**Source extract**
==============================
# GT: Indiana (5-7) at Dallas (6-7)



## t1no (Jul 10, 2005)

*Indiana (5-7) at Dallas (6-7)*
# Game info: 8:30 pm EST Tue Nov 25, 2008
# TV: FSIN, KTXA​


> Rick Carlisle led the Indiana Pacers to one of their most successful seasons in franchise history, but was fired three years later after the first of what is now three straight seasons without a postseason berth.
> 
> Carlisle faces his former team for the first time Tuesday when he and the Dallas Mavericks look to win their fifth straight.
> 
> ...


http://sports.yahoo.com/nba/preview?gid=2008112506


----------



## t1no (Jul 10, 2005)

*Mavericks find a way to win, 109-106*



> The Mavericks found the perfect recipe for busting a win streak Tuesday night. Just forget how to rebound, shoot horribly from 3-point range and let the opponent get plenty of open looks at the basket.
> 
> And yet, somehow the Mavericks now have won five in a row.
> 
> ...
==============================
**Entries**
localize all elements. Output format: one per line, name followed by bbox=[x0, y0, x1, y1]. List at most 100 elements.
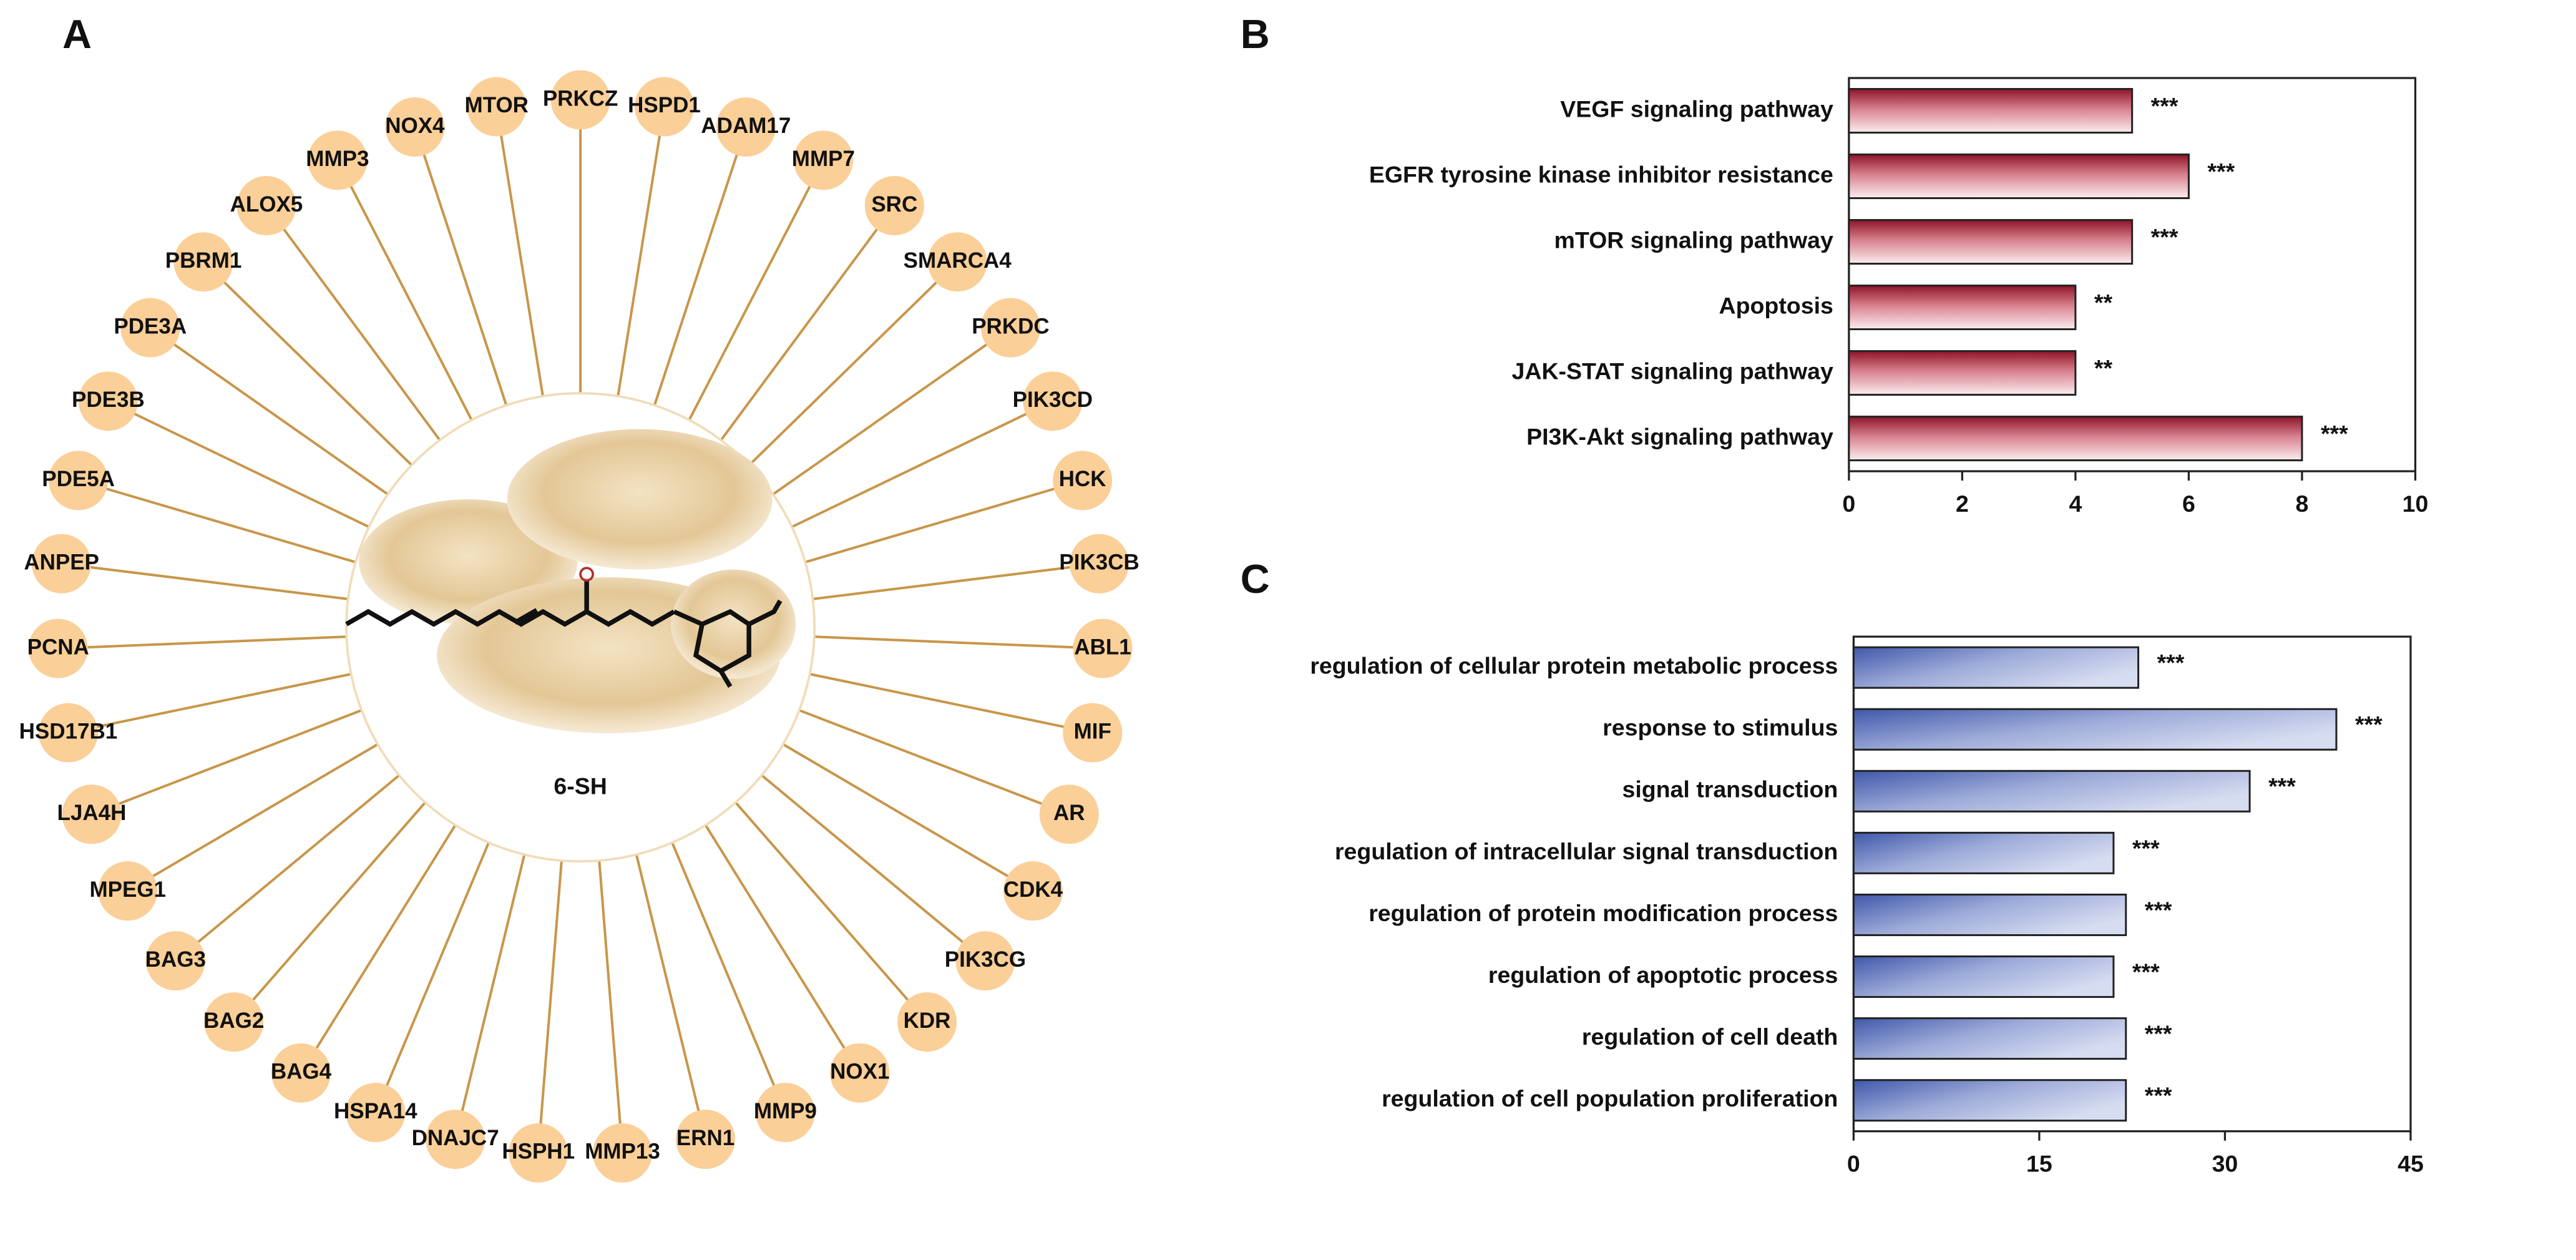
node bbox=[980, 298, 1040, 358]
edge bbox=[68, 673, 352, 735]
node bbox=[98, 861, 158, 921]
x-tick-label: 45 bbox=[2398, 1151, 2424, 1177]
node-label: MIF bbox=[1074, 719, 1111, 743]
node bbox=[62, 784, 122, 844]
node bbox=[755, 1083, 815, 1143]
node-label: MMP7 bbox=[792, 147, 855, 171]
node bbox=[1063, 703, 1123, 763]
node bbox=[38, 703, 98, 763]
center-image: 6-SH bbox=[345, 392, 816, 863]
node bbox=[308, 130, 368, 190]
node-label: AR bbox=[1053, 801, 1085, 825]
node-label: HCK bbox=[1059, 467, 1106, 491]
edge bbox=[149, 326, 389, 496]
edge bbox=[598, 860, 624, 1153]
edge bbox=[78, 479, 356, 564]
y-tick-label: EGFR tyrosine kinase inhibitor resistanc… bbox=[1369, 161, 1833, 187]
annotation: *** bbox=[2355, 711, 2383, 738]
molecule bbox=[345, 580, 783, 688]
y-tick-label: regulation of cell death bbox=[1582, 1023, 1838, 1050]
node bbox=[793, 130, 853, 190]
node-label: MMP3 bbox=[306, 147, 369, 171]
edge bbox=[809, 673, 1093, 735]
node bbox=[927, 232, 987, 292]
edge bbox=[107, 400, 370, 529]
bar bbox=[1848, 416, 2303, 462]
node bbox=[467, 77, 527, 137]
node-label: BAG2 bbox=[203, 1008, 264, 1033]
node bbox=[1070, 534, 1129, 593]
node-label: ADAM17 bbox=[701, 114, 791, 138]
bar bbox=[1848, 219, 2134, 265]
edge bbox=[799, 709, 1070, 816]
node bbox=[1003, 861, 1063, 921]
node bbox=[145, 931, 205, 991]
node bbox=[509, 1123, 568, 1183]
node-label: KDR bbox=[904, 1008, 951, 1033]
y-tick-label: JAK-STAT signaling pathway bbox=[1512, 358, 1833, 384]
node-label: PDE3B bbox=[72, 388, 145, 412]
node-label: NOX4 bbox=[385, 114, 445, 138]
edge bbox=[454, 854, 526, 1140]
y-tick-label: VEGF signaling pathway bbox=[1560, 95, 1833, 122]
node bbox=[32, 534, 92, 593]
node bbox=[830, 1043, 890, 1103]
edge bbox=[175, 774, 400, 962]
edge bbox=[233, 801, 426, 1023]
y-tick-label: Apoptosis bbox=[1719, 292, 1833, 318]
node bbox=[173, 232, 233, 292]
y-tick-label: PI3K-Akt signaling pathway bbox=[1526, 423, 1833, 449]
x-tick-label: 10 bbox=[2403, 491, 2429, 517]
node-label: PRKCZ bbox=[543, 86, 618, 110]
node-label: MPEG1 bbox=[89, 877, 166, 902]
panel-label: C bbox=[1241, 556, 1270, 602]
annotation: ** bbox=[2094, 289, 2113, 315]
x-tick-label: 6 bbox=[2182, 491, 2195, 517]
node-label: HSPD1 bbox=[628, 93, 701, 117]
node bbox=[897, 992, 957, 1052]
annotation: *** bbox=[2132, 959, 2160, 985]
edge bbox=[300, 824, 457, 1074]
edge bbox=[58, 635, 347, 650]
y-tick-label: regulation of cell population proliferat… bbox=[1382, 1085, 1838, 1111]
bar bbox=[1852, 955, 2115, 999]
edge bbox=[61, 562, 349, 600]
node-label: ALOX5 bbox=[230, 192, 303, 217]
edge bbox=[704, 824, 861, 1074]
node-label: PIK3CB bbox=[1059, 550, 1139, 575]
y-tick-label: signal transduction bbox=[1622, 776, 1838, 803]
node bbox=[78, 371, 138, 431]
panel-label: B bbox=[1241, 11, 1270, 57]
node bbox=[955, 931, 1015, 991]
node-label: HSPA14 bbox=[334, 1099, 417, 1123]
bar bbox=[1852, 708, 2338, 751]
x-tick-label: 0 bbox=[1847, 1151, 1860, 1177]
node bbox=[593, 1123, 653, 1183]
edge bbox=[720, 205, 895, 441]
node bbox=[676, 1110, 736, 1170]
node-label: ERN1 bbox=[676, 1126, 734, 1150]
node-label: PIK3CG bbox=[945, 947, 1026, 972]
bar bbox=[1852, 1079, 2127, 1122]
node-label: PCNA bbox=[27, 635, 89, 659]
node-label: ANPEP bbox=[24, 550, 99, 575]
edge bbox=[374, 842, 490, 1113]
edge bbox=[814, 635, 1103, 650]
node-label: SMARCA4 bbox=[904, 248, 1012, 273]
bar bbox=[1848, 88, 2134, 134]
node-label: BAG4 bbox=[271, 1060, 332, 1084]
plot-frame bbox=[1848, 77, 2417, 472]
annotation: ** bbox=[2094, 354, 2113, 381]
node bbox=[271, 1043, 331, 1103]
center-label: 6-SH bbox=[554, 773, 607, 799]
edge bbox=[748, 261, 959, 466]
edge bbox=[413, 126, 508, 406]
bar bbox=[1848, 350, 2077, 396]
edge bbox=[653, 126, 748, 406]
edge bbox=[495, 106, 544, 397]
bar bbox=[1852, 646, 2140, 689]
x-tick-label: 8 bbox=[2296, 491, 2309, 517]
==============================
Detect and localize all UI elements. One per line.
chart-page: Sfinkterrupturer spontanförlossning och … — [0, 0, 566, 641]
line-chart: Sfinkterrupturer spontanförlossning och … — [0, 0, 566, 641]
==============================
**To-do list**
1. Answer these from the Pacers–Mavericks game thread, one line each:
(a) At what time and on what date was the game scheduled?
(b) Which TV channels carried it?
(c) What was the final score in the Mavericks' win?
2. Write the next part of the Pacers–Mavericks game thread, picking up after its final sentence.

**Answers given**
1.
(a) 8:30 pm EST, Tue Nov 25, 2008
(b) FSIN and KTXA
(c) 109-106

2.
http://mavsblog.dallasnews.com/archives/2008/11/mavericks-find-a-way-to-win-109106.html


----------



## croco (Feb 14, 2005)

5 in a row... still not impressed though.


----------



## edwardcyh (Dec 13, 2005)

5 in the row!?!?!

That's more like .500 basketball...


----------



## croco (Feb 14, 2005)

edwardcyh said:


> 5 in the row!?!?!
> 
> That's more like .500 basketball...


Why do I feel the need to bring up the Cowboys every time I see you nowadays ? :sadbanana:


----------



## VeN (May 10, 2005)

they eek by the crappy pacers and ppl are excited? meh


----------



## t1no (Jul 10, 2005)

Sure, especially after going 2-7.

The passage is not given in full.